** Opening Passage for review block **

I’m porting a system that involves multicast sockets. I have them
compiling and running without producing any socket-level errors
(in other words, no socket functions are returning error codes), but
I’m not getting/sending data.
I have an example program that compiles and runs under LINUX (the
source platform I am porting from) and does what I expect: Two
threads, one sends data, the other reads data that is sent by the
other thread.
Here’s the example:
////////////////////////////////////////////////////////////////////////////////
#include <stdio.h>
#include <stdlib.h>
#include <string.h>
#include <strings.h>
#include <errno.h>
#include <malloc.h>
#include <sys/socket.h>
#include <resolv.h>
#include <arpa/inet.h>
#include <stdarg.h>
#include <sched.h>
#include <signal.h>
#include <sys/types.h>
#include <unistd.h>
/---------------------------------------------------------------------/
/— panic - print message and die. —/
/---------------------------------------------------------------------/
void panic (char *msg, …)
{
va_list ap;
va_start (ap, msg);
vprintf (msg, ap);
perror (“errno”);
va_end (ap);
exit(1);
}
/---------------------------------------------------------------------/
/— Receiver - listens for and collects multicast packets.

** Closing Passage for review block **

■ **Your tasks**
1: In the multicast porting post, list every function called inside the body of the panic routine.
2: Reproduce the part of the multicast porting post starting with "I have an example" and going on through "other thread.".
The listing that comes next is drawn from a separate source.

** Opening Records supplied block **

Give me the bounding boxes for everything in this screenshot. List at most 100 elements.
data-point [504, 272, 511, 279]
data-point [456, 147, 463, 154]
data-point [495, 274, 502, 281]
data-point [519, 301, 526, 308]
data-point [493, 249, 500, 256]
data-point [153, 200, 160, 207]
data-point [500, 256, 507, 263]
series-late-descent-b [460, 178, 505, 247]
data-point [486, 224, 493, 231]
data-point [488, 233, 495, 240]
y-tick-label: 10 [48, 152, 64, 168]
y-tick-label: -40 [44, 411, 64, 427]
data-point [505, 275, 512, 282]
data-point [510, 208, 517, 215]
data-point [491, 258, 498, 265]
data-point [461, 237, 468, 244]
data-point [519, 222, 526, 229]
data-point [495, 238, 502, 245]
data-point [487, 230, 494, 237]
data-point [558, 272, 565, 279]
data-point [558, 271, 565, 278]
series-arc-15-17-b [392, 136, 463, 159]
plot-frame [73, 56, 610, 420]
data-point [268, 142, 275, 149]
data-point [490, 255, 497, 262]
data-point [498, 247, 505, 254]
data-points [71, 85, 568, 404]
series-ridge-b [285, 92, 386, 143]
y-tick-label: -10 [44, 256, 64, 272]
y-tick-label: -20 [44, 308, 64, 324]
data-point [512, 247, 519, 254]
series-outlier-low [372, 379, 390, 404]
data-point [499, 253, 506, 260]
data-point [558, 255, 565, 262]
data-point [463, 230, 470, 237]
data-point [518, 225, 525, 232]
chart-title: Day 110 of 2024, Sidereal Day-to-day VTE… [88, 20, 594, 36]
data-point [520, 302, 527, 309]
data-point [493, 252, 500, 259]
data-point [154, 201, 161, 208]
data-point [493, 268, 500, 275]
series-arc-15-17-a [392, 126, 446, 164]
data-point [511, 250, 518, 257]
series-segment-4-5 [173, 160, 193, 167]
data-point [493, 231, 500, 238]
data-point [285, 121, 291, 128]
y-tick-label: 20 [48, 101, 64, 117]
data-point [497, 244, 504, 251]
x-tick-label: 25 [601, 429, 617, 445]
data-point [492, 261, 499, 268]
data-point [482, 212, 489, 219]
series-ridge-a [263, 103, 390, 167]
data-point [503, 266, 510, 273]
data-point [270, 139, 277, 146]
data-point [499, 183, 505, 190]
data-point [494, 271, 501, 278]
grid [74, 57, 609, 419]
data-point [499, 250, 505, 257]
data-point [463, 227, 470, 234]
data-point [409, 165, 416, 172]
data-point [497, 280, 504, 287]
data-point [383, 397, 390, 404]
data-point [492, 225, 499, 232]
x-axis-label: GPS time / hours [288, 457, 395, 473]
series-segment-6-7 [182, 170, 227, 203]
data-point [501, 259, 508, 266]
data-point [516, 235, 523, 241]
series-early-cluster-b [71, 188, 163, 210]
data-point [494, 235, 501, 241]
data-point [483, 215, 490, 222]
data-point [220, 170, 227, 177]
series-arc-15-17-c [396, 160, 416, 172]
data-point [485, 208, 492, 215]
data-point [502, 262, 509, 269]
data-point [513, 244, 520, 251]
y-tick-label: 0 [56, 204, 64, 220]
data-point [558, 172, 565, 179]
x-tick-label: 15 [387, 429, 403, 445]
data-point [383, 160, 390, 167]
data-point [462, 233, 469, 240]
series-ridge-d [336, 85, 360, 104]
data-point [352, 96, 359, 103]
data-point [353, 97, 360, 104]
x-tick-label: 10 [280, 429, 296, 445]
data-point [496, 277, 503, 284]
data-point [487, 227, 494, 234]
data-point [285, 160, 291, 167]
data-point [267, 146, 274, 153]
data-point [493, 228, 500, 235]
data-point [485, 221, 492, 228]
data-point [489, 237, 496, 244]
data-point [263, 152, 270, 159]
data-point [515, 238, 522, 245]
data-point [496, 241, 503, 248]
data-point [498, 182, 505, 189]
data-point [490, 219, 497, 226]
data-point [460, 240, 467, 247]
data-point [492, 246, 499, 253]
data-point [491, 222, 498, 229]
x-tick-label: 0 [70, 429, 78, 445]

** Closing Records supplied block **

■ **Replies**
1: va_start, vprintf, perror, va_end, exit

2:
I have an example program that compiles and runs under LINUX (the
source platform I am porting from) and does what I expect: Two
threads, one sends data, the other reads data that is sent by the
other thread.